(Items from a dataset)
- - -
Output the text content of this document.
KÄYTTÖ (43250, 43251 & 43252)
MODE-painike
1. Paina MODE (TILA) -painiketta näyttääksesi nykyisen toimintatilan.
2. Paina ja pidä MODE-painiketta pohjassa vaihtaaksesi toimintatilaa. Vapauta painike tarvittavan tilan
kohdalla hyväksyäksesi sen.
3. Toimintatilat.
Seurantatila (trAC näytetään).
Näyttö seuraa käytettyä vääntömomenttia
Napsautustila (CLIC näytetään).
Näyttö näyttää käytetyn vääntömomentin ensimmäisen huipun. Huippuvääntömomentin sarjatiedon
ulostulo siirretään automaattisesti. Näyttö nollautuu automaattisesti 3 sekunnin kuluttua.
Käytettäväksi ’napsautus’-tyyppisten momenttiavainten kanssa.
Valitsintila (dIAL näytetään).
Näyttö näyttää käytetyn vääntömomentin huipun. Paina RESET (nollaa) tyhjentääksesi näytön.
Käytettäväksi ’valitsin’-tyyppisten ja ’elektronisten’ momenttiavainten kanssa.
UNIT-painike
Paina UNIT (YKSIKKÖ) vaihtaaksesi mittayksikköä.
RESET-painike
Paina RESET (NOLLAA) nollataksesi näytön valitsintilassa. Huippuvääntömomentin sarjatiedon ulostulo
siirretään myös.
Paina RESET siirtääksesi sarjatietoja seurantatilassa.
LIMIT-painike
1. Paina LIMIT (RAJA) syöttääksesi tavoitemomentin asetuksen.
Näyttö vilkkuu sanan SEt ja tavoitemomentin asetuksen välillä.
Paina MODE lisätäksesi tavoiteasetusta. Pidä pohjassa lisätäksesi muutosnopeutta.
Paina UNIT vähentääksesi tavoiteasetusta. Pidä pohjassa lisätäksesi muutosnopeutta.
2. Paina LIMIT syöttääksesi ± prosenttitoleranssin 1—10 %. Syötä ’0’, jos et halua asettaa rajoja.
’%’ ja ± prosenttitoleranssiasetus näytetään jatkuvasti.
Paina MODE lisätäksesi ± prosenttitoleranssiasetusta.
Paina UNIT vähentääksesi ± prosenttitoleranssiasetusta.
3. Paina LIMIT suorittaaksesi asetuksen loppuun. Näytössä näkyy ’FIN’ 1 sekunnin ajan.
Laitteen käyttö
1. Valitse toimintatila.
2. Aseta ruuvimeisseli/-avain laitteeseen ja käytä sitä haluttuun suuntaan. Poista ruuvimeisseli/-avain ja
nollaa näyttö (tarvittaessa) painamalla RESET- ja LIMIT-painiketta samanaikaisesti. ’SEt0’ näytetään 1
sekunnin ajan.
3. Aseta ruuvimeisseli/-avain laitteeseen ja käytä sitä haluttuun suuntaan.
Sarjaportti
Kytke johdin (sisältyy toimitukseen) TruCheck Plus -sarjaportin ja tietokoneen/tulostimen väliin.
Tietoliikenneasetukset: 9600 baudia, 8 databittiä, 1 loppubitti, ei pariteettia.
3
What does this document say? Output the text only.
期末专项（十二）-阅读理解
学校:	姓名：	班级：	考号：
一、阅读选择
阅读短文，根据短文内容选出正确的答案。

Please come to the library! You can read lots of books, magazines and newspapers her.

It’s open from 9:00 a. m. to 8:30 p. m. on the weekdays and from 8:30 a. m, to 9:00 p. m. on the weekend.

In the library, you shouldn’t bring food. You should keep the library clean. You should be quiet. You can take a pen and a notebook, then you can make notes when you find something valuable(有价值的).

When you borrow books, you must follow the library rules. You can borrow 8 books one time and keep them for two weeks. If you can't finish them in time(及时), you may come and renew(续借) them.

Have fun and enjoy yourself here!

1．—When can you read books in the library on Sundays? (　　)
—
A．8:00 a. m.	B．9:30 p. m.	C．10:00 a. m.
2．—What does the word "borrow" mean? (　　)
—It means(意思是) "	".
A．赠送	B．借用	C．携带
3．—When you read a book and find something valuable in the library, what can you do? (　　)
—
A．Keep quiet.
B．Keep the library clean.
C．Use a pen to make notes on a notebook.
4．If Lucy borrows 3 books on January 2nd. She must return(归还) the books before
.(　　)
- - -
Copy every line above in which the string "prosenttitoleranssiasetusta" shows up.

Exercise result:
Paina MODE lisätäksesi ± prosenttitoleranssiasetusta.
Paina UNIT vähentääksesi ± prosenttitoleranssiasetusta.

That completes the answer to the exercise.